• [TO DO] Reading the listing below, count the lines that contain the word "duration" and give that count alone.

Data excerpts

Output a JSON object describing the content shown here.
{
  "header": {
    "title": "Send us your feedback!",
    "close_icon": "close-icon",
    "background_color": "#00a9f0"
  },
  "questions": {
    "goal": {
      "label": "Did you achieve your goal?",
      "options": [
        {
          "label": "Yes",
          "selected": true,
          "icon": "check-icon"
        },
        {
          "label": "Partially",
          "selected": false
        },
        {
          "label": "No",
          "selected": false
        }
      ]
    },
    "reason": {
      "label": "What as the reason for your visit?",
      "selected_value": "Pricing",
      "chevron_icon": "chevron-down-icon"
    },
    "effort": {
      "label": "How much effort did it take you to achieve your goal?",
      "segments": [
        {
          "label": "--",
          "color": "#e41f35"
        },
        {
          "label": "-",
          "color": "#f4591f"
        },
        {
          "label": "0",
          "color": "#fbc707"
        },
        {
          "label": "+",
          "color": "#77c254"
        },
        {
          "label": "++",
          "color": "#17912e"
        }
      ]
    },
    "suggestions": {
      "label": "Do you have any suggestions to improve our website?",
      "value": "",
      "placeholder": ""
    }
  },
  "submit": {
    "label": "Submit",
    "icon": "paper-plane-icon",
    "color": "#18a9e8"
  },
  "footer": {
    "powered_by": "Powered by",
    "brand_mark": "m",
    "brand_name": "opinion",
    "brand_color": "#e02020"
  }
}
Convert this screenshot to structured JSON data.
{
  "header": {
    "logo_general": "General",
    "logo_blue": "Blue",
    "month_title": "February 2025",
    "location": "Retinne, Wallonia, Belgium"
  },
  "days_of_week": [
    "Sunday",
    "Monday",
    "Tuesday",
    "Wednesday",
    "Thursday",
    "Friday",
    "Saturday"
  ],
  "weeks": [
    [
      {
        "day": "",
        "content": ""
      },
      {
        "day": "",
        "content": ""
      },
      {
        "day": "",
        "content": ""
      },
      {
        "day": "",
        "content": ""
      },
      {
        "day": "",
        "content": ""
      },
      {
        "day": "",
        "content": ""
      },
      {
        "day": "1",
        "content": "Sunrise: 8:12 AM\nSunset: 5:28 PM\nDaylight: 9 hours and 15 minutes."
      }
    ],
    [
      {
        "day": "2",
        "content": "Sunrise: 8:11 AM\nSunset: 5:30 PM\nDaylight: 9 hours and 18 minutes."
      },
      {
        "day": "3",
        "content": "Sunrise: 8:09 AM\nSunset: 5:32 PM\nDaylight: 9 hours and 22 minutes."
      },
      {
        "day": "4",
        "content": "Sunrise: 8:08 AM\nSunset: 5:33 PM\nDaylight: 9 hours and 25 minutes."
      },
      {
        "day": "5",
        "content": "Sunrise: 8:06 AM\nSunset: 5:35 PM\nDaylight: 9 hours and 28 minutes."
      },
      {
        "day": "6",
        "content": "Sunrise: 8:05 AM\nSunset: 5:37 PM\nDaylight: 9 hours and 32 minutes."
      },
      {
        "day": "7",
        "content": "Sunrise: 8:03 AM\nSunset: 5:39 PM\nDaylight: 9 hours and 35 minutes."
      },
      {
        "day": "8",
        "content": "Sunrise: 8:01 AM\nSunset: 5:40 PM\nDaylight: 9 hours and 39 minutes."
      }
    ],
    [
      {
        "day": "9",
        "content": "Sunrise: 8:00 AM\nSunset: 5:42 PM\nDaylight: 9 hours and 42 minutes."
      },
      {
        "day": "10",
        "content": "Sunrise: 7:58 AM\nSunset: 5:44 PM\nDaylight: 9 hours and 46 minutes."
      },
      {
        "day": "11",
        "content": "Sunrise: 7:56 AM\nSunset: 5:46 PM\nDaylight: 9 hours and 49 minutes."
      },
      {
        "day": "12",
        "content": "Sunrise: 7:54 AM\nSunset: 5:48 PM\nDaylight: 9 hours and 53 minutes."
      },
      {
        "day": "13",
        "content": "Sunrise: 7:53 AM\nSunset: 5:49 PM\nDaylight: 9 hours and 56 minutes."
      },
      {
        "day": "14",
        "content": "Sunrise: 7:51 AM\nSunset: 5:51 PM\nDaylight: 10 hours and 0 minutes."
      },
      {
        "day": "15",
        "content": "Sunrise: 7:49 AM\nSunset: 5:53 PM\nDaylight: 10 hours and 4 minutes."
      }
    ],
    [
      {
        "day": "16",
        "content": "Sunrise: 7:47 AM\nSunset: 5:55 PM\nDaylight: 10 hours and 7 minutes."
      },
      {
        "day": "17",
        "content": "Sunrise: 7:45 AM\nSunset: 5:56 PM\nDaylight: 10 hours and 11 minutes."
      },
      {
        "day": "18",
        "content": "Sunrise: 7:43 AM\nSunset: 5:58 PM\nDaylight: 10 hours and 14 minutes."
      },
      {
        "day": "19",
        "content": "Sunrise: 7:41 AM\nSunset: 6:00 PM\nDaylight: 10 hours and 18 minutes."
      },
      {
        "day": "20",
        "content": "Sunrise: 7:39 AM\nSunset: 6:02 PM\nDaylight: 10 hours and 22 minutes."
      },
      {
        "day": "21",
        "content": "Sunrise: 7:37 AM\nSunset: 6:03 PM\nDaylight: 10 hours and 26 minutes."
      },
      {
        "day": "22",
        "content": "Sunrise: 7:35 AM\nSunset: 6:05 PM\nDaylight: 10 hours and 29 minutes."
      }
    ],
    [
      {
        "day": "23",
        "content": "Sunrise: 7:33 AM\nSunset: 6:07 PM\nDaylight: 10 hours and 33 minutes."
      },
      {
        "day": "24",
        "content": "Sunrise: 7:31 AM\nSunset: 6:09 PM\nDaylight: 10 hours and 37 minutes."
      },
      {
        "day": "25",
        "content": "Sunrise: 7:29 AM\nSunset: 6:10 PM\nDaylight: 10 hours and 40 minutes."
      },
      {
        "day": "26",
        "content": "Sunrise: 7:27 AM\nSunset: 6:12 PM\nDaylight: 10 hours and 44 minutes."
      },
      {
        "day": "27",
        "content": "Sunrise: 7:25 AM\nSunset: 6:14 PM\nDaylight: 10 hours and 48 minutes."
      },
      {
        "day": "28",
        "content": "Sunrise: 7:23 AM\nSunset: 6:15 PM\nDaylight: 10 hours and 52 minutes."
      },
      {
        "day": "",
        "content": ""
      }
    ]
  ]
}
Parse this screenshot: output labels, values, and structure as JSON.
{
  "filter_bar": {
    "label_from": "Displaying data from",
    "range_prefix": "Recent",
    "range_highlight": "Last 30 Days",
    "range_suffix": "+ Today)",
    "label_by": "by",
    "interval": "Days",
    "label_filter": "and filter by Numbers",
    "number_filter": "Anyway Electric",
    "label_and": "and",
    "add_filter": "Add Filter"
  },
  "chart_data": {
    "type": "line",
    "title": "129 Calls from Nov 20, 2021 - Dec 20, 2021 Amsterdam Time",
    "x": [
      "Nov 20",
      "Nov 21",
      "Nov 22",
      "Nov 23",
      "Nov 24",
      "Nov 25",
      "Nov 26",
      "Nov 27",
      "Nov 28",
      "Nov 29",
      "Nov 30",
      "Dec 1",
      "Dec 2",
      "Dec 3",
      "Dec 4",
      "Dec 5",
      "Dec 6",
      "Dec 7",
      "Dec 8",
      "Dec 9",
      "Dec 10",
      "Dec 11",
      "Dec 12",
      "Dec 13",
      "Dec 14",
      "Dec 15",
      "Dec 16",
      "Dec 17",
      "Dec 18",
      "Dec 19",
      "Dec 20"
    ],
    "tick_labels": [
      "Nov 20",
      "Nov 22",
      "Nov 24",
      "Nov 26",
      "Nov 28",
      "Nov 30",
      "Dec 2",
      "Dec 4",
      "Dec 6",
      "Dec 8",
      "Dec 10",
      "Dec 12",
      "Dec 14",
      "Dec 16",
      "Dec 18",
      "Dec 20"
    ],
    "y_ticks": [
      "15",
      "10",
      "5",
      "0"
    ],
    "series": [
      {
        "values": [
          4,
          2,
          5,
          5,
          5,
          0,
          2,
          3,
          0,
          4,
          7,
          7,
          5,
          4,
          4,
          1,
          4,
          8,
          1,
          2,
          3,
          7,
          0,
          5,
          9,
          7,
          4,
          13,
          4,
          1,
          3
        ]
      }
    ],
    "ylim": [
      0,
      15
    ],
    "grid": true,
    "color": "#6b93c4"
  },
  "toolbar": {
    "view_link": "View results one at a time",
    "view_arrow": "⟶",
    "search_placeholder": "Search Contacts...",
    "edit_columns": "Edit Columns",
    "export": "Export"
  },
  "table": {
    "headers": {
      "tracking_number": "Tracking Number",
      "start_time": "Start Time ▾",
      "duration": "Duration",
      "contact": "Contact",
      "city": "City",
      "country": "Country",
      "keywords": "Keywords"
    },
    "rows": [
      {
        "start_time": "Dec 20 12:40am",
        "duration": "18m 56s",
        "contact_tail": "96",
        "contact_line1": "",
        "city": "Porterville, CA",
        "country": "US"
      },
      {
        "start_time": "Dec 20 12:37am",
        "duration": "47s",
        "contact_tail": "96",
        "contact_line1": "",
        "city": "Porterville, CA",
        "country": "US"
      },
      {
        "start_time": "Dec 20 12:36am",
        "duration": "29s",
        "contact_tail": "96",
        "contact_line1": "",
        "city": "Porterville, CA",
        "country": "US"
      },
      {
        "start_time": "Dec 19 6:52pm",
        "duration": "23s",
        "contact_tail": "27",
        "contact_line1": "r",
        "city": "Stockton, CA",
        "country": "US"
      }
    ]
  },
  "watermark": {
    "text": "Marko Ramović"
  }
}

• [ANSWER TO THIS EXERCISE] 5